### Task objective
State the number of lines where "Coefficient" appears. Add nothing else.

::::::::

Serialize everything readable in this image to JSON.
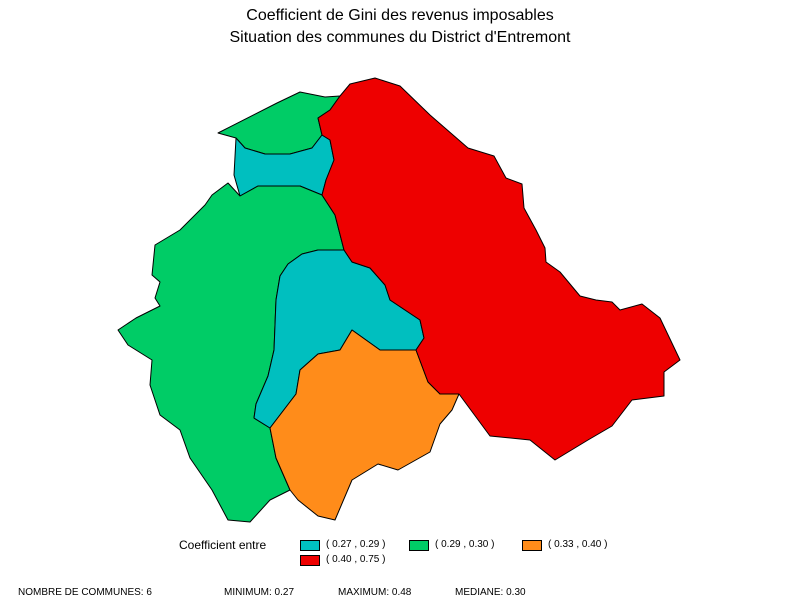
{
  "title": {
    "line1": "Coefficient de Gini des revenus imposables",
    "line2": "Situation des communes du District d'Entremont"
  },
  "legend": {
    "label": "Coefficient entre",
    "classes": [
      {
        "range": "( 0.27 , 0.29 )",
        "color": "#00BFBF"
      },
      {
        "range": "( 0.29 , 0.30 )",
        "color": "#00CC66"
      },
      {
        "range": "( 0.33 , 0.40 )",
        "color": "#FF8C1A"
      },
      {
        "range": "( 0.40 , 0.75 )",
        "color": "#EE0000"
      }
    ]
  },
  "communes": [
    {
      "class": 1
    },
    {
      "class": 0
    },
    {
      "class": 1
    },
    {
      "class": 0
    },
    {
      "class": 2
    },
    {
      "class": 3
    }
  ],
  "footer": {
    "count": "NOMBRE DE COMMUNES: 6",
    "minimum": "MINIMUM: 0.27",
    "maximum": "MAXIMUM: 0.48",
    "median": "MEDIANE: 0.30"
  }
}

::::::::

### Written answer
2